- YOUR INSTRUCTIONS
Switch every "badge" to "marker" in the stretch from the line containing "task-name-input[interactable] (37, 52, 263, 80)" through the end of the items, and leave everything else unchanged. Leave the pictures out of your answer.

- DATASET
_ _ _ _ _

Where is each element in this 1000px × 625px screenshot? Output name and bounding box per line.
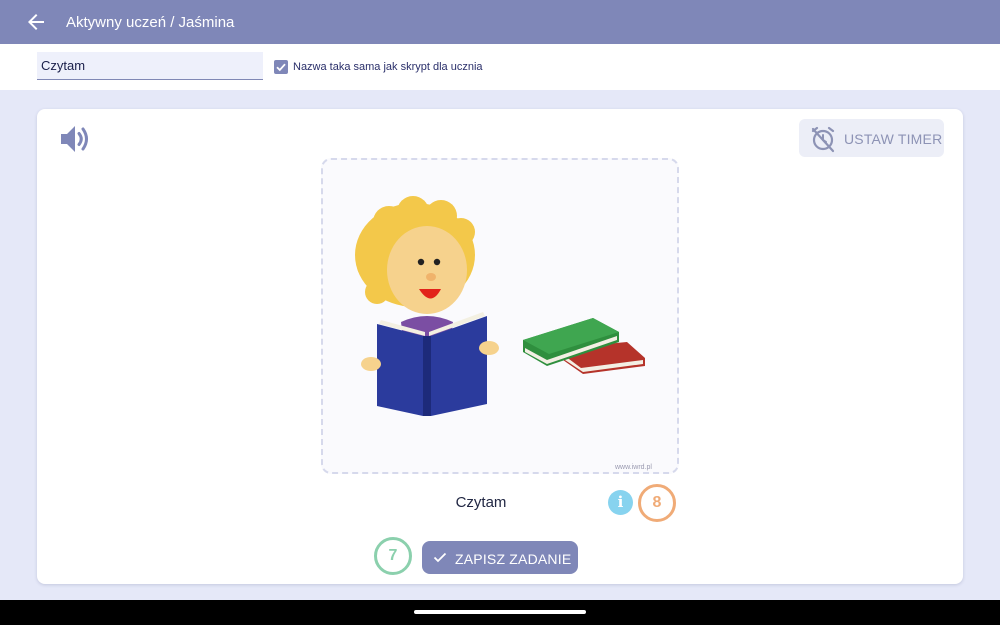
task-name-input[interactable] (37, 52, 263, 80)
set-timer-button[interactable]: USTAW TIMER (799, 119, 944, 157)
child-reading-book-illustration (355, 196, 645, 416)
same-as-script-checkbox[interactable] (274, 60, 288, 74)
task-card: USTAW TIMER www.iwrd.pl Czytam i 8 7 ZAP… (37, 109, 963, 584)
task-image[interactable]: www.iwrd.pl (321, 158, 679, 474)
save-count-badge: 7 (374, 537, 412, 575)
app-bar: Aktywny uczeń / Jaśmina (0, 0, 1000, 44)
same-as-script-label: Nazwa taka sama jak skrypt dla ucznia (293, 61, 483, 73)
check-icon (433, 552, 447, 563)
save-task-label: ZAPISZ ZADANIE (455, 551, 572, 567)
task-caption: Czytam (455, 494, 507, 511)
system-nav-bar (0, 600, 1000, 625)
image-watermark: www.iwrd.pl (615, 464, 652, 471)
caption-count-badge: 8 (638, 484, 676, 522)
save-task-button[interactable]: ZAPISZ ZADANIE (422, 541, 578, 574)
name-toolbar: Nazwa taka sama jak skrypt dla ucznia (0, 44, 1000, 90)
page-title: Aktywny uczeń / Jaśmina (66, 14, 235, 31)
alarm-off-icon (811, 126, 835, 153)
arrow-left-icon[interactable] (24, 10, 48, 34)
checkmark-icon (276, 63, 286, 72)
speaker-volume-icon[interactable] (57, 121, 93, 157)
set-timer-label: USTAW TIMER (844, 131, 943, 147)
info-icon[interactable]: i (608, 490, 633, 515)
home-gesture-pill[interactable] (414, 610, 586, 614)
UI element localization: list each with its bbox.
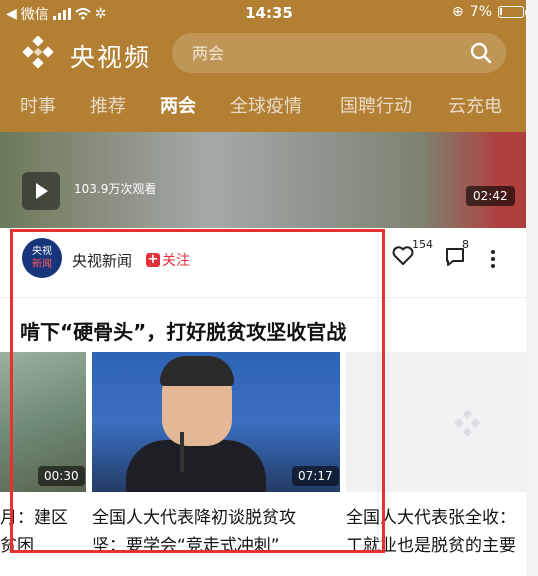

_ _ _ _ _

- COMPLETE ANSWER
task-name-input[interactable] (37, 52, 263, 80)
set-timer-button[interactable]: USTAW TIMER (799, 119, 944, 157)
child-reading-book-illustration (355, 196, 645, 416)
same-as-script-checkbox[interactable] (274, 60, 288, 74)
task-card: USTAW TIMER www.iwrd.pl Czytam i 8 7 ZAP… (37, 109, 963, 584)
task-image[interactable]: www.iwrd.pl (321, 158, 679, 474)
save-count-marker: 7 (374, 537, 412, 575)
app-bar: Aktywny uczeń / Jaśmina (0, 0, 1000, 44)
same-as-script-label: Nazwa taka sama jak skrypt dla ucznia (293, 61, 483, 73)
check-icon (433, 552, 447, 563)
save-task-label: ZAPISZ ZADANIE (455, 551, 572, 567)
task-caption: Czytam (455, 494, 507, 511)
system-nav-bar (0, 600, 1000, 625)
image-watermark: www.iwrd.pl (615, 464, 652, 471)
caption-count-marker: 8 (638, 484, 676, 522)
save-task-button[interactable]: ZAPISZ ZADANIE (422, 541, 578, 574)
name-toolbar: Nazwa taka sama jak skrypt dla ucznia (0, 44, 1000, 90)
page-title: Aktywny uczeń / Jaśmina (66, 14, 235, 31)
alarm-off-icon (811, 126, 835, 153)
arrow-left-icon[interactable] (24, 10, 48, 34)
checkmark-icon (276, 63, 286, 72)
speaker-volume-icon[interactable] (57, 121, 93, 157)
set-timer-label: USTAW TIMER (844, 131, 943, 147)
info-icon[interactable]: i (608, 490, 633, 515)
home-gesture-pill[interactable] (414, 610, 586, 614)
UI element localization: list each with its bbox.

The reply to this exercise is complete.